** START Extracted information **
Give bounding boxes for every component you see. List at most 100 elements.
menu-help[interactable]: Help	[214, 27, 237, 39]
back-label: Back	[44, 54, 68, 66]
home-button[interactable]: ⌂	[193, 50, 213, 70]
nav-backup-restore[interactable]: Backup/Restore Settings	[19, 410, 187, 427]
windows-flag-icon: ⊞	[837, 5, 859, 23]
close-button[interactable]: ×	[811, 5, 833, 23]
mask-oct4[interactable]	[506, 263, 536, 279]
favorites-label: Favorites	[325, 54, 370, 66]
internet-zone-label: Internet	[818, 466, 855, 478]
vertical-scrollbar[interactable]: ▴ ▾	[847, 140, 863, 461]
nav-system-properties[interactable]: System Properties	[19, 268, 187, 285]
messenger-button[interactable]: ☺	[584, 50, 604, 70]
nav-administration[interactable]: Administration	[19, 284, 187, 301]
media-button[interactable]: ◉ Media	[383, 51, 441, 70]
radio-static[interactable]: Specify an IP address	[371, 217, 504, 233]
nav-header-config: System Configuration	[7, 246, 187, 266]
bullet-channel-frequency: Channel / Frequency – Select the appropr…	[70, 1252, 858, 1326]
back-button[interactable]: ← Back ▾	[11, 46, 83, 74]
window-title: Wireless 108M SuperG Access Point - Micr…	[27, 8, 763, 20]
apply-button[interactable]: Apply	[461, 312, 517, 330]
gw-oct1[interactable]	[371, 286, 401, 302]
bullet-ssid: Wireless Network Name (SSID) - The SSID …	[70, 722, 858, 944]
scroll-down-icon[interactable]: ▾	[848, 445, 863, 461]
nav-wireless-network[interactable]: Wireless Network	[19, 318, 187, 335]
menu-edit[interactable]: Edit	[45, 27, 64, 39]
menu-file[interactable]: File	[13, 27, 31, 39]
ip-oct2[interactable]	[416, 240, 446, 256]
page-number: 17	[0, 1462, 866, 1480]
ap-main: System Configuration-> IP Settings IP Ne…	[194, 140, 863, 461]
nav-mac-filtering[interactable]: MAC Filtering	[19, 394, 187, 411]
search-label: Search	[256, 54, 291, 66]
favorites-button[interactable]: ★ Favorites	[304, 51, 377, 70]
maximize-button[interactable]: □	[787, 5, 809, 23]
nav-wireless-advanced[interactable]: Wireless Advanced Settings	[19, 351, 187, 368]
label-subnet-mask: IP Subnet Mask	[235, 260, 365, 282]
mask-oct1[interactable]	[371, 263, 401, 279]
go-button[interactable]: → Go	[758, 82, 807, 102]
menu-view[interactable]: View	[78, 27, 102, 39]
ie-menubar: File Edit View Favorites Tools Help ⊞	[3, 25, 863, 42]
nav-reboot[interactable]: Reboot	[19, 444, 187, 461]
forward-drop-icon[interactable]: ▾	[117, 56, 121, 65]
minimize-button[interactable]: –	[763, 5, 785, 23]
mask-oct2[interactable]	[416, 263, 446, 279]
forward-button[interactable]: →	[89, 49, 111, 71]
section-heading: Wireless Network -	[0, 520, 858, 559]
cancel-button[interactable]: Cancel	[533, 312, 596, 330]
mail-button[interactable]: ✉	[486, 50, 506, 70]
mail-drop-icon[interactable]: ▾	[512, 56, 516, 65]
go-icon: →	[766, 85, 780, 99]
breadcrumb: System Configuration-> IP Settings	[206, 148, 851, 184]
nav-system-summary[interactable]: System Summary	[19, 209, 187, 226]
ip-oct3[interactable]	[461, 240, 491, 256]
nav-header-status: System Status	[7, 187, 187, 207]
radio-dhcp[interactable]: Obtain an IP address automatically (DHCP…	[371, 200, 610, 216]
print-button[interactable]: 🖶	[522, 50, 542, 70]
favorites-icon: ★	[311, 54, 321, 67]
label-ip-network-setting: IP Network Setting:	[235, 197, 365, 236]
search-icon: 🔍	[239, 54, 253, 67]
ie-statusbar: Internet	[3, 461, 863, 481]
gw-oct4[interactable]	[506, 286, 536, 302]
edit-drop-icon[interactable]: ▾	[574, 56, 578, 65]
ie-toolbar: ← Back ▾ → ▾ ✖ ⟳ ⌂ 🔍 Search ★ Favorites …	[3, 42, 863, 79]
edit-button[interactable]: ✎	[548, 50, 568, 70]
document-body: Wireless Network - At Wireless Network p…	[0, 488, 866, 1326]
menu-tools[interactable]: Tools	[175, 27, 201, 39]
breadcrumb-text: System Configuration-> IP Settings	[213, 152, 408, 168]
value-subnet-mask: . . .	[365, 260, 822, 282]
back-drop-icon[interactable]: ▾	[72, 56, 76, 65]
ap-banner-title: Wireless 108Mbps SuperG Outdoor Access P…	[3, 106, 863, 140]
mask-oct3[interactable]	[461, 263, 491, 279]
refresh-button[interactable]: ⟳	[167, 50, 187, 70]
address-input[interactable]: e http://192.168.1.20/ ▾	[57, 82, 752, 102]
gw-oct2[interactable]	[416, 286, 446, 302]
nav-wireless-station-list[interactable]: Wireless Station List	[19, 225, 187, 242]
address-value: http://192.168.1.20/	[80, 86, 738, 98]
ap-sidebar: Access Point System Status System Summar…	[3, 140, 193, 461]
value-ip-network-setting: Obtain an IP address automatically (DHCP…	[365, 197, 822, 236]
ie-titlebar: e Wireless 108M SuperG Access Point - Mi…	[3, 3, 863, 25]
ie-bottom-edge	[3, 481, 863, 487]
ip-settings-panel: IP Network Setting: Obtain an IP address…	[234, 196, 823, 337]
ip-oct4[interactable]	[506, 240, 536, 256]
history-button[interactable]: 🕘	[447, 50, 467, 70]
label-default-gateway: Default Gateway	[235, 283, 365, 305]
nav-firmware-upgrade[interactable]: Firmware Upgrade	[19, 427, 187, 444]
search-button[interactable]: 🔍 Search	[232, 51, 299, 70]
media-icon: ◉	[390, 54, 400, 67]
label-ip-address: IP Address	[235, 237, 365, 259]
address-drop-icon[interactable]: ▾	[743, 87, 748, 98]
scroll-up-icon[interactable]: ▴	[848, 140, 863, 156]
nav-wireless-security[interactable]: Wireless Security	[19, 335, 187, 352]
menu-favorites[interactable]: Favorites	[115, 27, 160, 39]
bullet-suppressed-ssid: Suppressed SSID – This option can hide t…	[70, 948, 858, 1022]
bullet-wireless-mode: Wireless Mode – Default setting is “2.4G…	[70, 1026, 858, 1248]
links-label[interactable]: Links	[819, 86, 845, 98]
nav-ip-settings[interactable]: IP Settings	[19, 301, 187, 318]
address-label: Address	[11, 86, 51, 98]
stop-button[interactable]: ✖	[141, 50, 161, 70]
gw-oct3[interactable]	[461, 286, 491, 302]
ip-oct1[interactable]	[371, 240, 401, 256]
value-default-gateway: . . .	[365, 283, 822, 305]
** END Extracted information **
- [Set exercise] Copy everything from the start of the items down to the line containing "466, 855, 478]", both ends included, without changing a character.

- [Response to this exercise]
Give bounding boxes for every component you see. List at most 100 elements.
menu-help[interactable]: Help	[214, 27, 237, 39]
back-label: Back	[44, 54, 68, 66]
home-button[interactable]: ⌂	[193, 50, 213, 70]
nav-backup-restore[interactable]: Backup/Restore Settings	[19, 410, 187, 427]
windows-flag-icon: ⊞	[837, 5, 859, 23]
close-button[interactable]: ×	[811, 5, 833, 23]
mask-oct4[interactable]	[506, 263, 536, 279]
favorites-label: Favorites	[325, 54, 370, 66]
internet-zone-label: Internet	[818, 466, 855, 478]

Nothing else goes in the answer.